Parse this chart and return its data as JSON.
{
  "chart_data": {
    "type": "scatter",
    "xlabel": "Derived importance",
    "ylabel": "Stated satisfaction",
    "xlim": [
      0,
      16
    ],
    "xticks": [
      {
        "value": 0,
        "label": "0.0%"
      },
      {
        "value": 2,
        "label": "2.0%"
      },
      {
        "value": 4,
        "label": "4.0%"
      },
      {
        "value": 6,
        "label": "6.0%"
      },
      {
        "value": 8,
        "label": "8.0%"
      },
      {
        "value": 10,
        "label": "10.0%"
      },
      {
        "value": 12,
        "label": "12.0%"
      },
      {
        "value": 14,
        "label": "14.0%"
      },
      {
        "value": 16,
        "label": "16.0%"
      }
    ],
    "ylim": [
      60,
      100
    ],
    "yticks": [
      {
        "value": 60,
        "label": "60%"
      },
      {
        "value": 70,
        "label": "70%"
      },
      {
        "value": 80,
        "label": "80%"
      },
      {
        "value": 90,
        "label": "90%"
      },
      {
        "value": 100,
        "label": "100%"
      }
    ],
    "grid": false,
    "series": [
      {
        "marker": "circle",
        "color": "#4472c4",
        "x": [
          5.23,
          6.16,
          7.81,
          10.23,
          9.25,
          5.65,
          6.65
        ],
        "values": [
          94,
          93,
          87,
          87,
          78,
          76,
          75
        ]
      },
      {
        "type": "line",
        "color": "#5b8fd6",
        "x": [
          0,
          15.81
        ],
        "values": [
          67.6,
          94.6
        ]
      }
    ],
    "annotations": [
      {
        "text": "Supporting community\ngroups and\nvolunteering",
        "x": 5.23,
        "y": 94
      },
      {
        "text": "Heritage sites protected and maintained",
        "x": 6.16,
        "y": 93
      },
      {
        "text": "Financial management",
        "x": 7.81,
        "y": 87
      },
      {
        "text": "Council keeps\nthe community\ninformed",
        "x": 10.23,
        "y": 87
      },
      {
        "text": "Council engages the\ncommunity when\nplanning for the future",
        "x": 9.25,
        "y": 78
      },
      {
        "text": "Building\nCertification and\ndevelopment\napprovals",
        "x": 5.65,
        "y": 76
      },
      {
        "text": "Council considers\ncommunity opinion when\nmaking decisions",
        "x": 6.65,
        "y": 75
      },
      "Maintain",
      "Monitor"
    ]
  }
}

:::::

To do | Say how many lines in the listing above include "Council". Give nothing but the number.

Output of the exercise | 3